(Records provided):
+ + + + + + +
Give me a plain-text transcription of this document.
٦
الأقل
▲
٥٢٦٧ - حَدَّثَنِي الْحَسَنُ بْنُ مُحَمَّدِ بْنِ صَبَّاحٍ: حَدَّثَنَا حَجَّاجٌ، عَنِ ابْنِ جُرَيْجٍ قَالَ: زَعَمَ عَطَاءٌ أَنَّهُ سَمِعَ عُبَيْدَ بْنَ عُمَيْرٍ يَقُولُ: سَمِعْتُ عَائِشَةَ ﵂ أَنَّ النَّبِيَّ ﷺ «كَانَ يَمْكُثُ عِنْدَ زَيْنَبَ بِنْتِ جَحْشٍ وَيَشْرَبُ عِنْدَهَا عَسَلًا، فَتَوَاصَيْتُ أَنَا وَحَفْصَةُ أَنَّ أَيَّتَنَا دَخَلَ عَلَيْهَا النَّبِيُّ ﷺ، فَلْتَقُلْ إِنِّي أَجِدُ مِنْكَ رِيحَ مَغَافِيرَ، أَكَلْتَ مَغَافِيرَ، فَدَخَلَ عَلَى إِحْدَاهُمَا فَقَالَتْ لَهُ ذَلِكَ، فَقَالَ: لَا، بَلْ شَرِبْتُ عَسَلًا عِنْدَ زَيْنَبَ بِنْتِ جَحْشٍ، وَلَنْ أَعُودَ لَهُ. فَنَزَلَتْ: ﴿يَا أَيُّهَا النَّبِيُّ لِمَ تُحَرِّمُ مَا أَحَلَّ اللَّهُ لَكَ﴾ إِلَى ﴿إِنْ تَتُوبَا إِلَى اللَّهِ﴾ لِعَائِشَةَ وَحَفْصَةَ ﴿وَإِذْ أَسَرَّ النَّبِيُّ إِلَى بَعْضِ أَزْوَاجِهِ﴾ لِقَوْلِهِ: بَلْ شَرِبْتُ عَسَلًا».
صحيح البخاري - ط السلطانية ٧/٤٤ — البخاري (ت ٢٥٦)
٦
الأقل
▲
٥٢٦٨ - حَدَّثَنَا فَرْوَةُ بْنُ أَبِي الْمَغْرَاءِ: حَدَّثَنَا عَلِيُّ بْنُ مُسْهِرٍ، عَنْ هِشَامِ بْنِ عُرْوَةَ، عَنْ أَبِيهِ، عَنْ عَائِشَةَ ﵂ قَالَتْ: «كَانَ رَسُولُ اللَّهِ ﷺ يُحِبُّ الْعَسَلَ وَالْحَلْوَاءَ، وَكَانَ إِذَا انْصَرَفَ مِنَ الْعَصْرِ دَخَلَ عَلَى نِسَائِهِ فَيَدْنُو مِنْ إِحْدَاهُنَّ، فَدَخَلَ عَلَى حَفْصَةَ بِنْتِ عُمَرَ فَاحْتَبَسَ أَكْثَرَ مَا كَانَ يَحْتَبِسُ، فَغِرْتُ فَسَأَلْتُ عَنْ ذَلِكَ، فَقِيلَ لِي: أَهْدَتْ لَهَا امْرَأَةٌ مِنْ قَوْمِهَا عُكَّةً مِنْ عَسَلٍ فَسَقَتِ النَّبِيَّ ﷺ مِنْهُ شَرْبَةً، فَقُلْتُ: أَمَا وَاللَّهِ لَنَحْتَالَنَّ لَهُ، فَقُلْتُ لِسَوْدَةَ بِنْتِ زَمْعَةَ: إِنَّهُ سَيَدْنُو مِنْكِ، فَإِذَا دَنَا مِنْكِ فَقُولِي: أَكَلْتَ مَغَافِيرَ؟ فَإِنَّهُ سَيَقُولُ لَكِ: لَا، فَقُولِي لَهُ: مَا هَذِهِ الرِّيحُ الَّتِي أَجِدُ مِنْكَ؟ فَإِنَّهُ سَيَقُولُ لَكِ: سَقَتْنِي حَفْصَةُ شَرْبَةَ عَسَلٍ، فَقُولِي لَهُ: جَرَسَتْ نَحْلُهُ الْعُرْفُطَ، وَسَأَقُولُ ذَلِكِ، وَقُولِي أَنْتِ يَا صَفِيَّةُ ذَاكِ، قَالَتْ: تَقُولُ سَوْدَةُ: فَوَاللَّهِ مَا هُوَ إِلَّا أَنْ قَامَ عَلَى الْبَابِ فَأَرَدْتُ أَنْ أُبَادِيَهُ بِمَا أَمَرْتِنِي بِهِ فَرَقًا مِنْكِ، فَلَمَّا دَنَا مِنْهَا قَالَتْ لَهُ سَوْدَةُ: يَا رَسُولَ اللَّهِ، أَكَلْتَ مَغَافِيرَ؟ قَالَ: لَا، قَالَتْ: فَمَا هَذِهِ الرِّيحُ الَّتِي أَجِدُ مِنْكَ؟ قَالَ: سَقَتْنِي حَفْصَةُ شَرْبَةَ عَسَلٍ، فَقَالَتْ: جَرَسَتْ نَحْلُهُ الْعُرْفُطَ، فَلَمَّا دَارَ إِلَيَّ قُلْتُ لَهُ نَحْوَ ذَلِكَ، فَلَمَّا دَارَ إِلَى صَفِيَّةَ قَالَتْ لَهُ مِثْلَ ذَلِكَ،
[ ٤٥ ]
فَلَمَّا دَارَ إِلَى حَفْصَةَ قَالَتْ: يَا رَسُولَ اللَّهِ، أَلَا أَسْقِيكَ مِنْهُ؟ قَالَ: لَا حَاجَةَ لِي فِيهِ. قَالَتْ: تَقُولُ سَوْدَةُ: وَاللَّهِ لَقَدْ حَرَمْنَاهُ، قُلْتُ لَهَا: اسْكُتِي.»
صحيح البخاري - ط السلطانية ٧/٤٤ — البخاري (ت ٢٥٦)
+ + + + + + +
(Problem statement):
All of the data must be returned exactly.

(Finished exercise):
Give me a plain-text transcription of this document.
٦
الأقل
▲
٥٢٦٧ - حَدَّثَنِي الْحَسَنُ بْنُ مُحَمَّدِ بْنِ صَبَّاحٍ: حَدَّثَنَا حَجَّاجٌ، عَنِ ابْنِ جُرَيْجٍ قَالَ: زَعَمَ عَطَاءٌ أَنَّهُ سَمِعَ عُبَيْدَ بْنَ عُمَيْرٍ يَقُولُ: سَمِعْتُ عَائِشَةَ ﵂ أَنَّ النَّبِيَّ ﷺ «كَانَ يَمْكُثُ عِنْدَ زَيْنَبَ بِنْتِ جَحْشٍ وَيَشْرَبُ عِنْدَهَا عَسَلًا، فَتَوَاصَيْتُ أَنَا وَحَفْصَةُ أَنَّ أَيَّتَنَا دَخَلَ عَلَيْهَا النَّبِيُّ ﷺ، فَلْتَقُلْ إِنِّي أَجِدُ مِنْكَ رِيحَ مَغَافِيرَ، أَكَلْتَ مَغَافِيرَ، فَدَخَلَ عَلَى إِحْدَاهُمَا فَقَالَتْ لَهُ ذَلِكَ، فَقَالَ: لَا، بَلْ شَرِبْتُ عَسَلًا عِنْدَ زَيْنَبَ بِنْتِ جَحْشٍ، وَلَنْ أَعُودَ لَهُ. فَنَزَلَتْ: ﴿يَا أَيُّهَا النَّبِيُّ لِمَ تُحَرِّمُ مَا أَحَلَّ اللَّهُ لَكَ﴾ إِلَى ﴿إِنْ تَتُوبَا إِلَى اللَّهِ﴾ لِعَائِشَةَ وَحَفْصَةَ ﴿وَإِذْ أَسَرَّ النَّبِيُّ إِلَى بَعْضِ أَزْوَاجِهِ﴾ لِقَوْلِهِ: بَلْ شَرِبْتُ عَسَلًا».
صحيح البخاري - ط السلطانية ٧/٤٤ — البخاري (ت ٢٥٦)
٦
الأقل
▲
٥٢٦٨ - حَدَّثَنَا فَرْوَةُ بْنُ أَبِي الْمَغْرَاءِ: حَدَّثَنَا عَلِيُّ بْنُ مُسْهِرٍ، عَنْ هِشَامِ بْنِ عُرْوَةَ، عَنْ أَبِيهِ، عَنْ عَائِشَةَ ﵂ قَالَتْ: «كَانَ رَسُولُ اللَّهِ ﷺ يُحِبُّ الْعَسَلَ وَالْحَلْوَاءَ، وَكَانَ إِذَا انْصَرَفَ مِنَ الْعَصْرِ دَخَلَ عَلَى نِسَائِهِ فَيَدْنُو مِنْ إِحْدَاهُنَّ، فَدَخَلَ عَلَى حَفْصَةَ بِنْتِ عُمَرَ فَاحْتَبَسَ أَكْثَرَ مَا كَانَ يَحْتَبِسُ، فَغِرْتُ فَسَأَلْتُ عَنْ ذَلِكَ، فَقِيلَ لِي: أَهْدَتْ لَهَا امْرَأَةٌ مِنْ قَوْمِهَا عُكَّةً مِنْ عَسَلٍ فَسَقَتِ النَّبِيَّ ﷺ مِنْهُ شَرْبَةً، فَقُلْتُ: أَمَا وَاللَّهِ لَنَحْتَالَنَّ لَهُ، فَقُلْتُ لِسَوْدَةَ بِنْتِ زَمْعَةَ: إِنَّهُ سَيَدْنُو مِنْكِ، فَإِذَا دَنَا مِنْكِ فَقُولِي: أَكَلْتَ مَغَافِيرَ؟ فَإِنَّهُ سَيَقُولُ لَكِ: لَا، فَقُولِي لَهُ: مَا هَذِهِ الرِّيحُ الَّتِي أَجِدُ مِنْكَ؟ فَإِنَّهُ سَيَقُولُ لَكِ: سَقَتْنِي حَفْصَةُ شَرْبَةَ عَسَلٍ، فَقُولِي لَهُ: جَرَسَتْ نَحْلُهُ الْعُرْفُطَ، وَسَأَقُولُ ذَلِكِ، وَقُولِي أَنْتِ يَا صَفِيَّةُ ذَاكِ، قَالَتْ: تَقُولُ سَوْدَةُ: فَوَاللَّهِ مَا هُوَ إِلَّا أَنْ قَامَ عَلَى الْبَابِ فَأَرَدْتُ أَنْ أُبَادِيَهُ بِمَا أَمَرْتِنِي بِهِ فَرَقًا مِنْكِ، فَلَمَّا دَنَا مِنْهَا قَالَتْ لَهُ سَوْدَةُ: يَا رَسُولَ اللَّهِ، أَكَلْتَ مَغَافِيرَ؟ قَالَ: لَا، قَالَتْ: فَمَا هَذِهِ الرِّيحُ الَّتِي أَجِدُ مِنْكَ؟ قَالَ: سَقَتْنِي حَفْصَةُ شَرْبَةَ عَسَلٍ، فَقَالَتْ: جَرَسَتْ نَحْلُهُ الْعُرْفُطَ، فَلَمَّا دَارَ إِلَيَّ قُلْتُ لَهُ نَحْوَ ذَلِكَ، فَلَمَّا دَارَ إِلَى صَفِيَّةَ قَالَتْ لَهُ مِثْلَ ذَلِكَ،
[ ٤٥ ]
فَلَمَّا دَارَ إِلَى حَفْصَةَ قَالَتْ: يَا رَسُولَ اللَّهِ، أَلَا أَسْقِيكَ مِنْهُ؟ قَالَ: لَا حَاجَةَ لِي فِيهِ. قَالَتْ: تَقُولُ سَوْدَةُ: وَاللَّهِ لَقَدْ حَرَمْنَاهُ، قُلْتُ لَهَا: اسْكُتِي.»
صحيح البخاري - ط السلطانية ٧/٤٤ — البخاري (ت ٢٥٦)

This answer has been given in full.